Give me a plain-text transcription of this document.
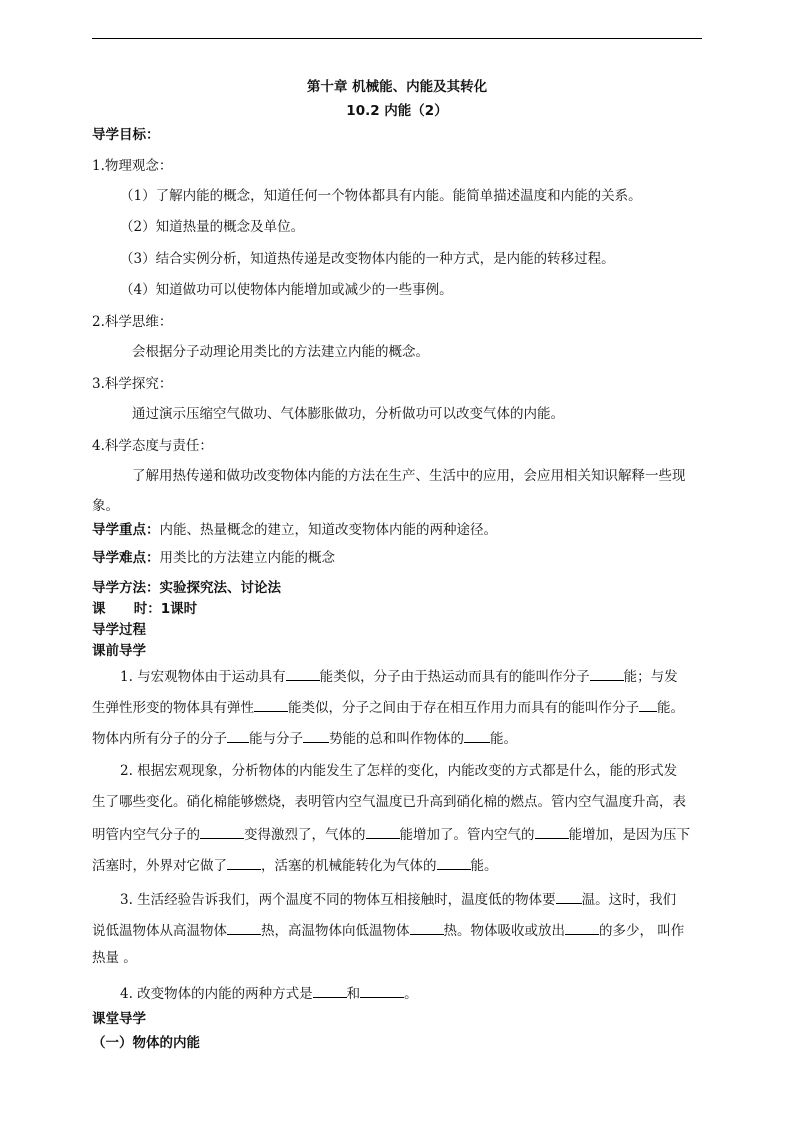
第十章 机械能、内能及其转化
10.2 内能（2）
导学目标：
1.物理观念：
（1）了解内能的概念，知道任何一个物体都具有内能。能简单描述温度和内能的关系。
（2）知道热量的概念及单位。
（3）结合实例分析，知道热传递是改变物体内能的一种方式，是内能的转移过程。
（4）知道做功可以使物体内能增加或减少的一些事例。
2.科学思维：
会根据分子动理论用类比的方法建立内能的概念。
3.科学探究：
通过演示压缩空气做功、气体膨胀做功，分析做功可以改变气体的内能。
4.科学态度与责任：
了解用热传递和做功改变物体内能的方法在生产、生活中的应用，会应用相关知识解释一些现
象。
导学重点：内能、热量概念的建立，知道改变物体内能的两种途径。
导学难点：用类比的方法建立内能的概念
导学方法：实验探究法、讨论法
课      时：1课时
导学过程
课前导学
1. 与宏观物体由于运动具有	能类似，分子由于热运动而具有的能叫作分子	能；与发
生弹性形变的物体具有弹性	能类似，分子之间由于存在相互作用力而具有的能叫作分子 能。
物体内所有分子的分子 能与分子 势能的总和叫作物体的 能。
2. 根据宏观现象，分析物体的内能发生了怎样的变化，内能改变的方式都是什么，能的形式发
生了哪些变化。硝化棉能够燃烧，表明管内空气温度已升高到硝化棉的燃点。管内空气温度升高，表
明管内空气分子的	变得激烈了，气体的	能增加了。管内空气的	能增加，是因为压下
活塞时，外界对它做了	，活塞的机械能转化为气体的	能。
3. 生活经验告诉我们，两个温度不同的物体互相接触时，温度低的物体要 温。这时，我们
说低温物体从高温物体	热，高温物体向低温物体	热。物体吸收或放出	的多少， 叫作
热量 。
4. 改变物体的内能的两种方式是	和	。
课堂导学
（一）物体的内能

WORK TO DO:
Every line above should be returned word for word, with the pictures left behind.

FULL ANSWER:
Give me a plain-text transcription of this document.
第十章 机械能、内能及其转化
10.2 内能（2）
导学目标：
1.物理观念：
（1）了解内能的概念，知道任何一个物体都具有内能。能简单描述温度和内能的关系。
（2）知道热量的概念及单位。
（3）结合实例分析，知道热传递是改变物体内能的一种方式，是内能的转移过程。
（4）知道做功可以使物体内能增加或减少的一些事例。
2.科学思维：
会根据分子动理论用类比的方法建立内能的概念。
3.科学探究：
通过演示压缩空气做功、气体膨胀做功，分析做功可以改变气体的内能。
4.科学态度与责任：
了解用热传递和做功改变物体内能的方法在生产、生活中的应用，会应用相关知识解释一些现
象。
导学重点：内能、热量概念的建立，知道改变物体内能的两种途径。
导学难点：用类比的方法建立内能的概念
导学方法：实验探究法、讨论法
课      时：1课时
导学过程
课前导学
1. 与宏观物体由于运动具有	能类似，分子由于热运动而具有的能叫作分子	能；与发
生弹性形变的物体具有弹性	能类似，分子之间由于存在相互作用力而具有的能叫作分子 能。
物体内所有分子的分子 能与分子 势能的总和叫作物体的 能。
2. 根据宏观现象，分析物体的内能发生了怎样的变化，内能改变的方式都是什么，能的形式发
生了哪些变化。硝化棉能够燃烧，表明管内空气温度已升高到硝化棉的燃点。管内空气温度升高，表
明管内空气分子的	变得激烈了，气体的	能增加了。管内空气的	能增加，是因为压下
活塞时，外界对它做了	，活塞的机械能转化为气体的	能。
3. 生活经验告诉我们，两个温度不同的物体互相接触时，温度低的物体要 温。这时，我们
说低温物体从高温物体	热，高温物体向低温物体	热。物体吸收或放出	的多少， 叫作
热量 。
4. 改变物体的内能的两种方式是	和	。
课堂导学
（一）物体的内能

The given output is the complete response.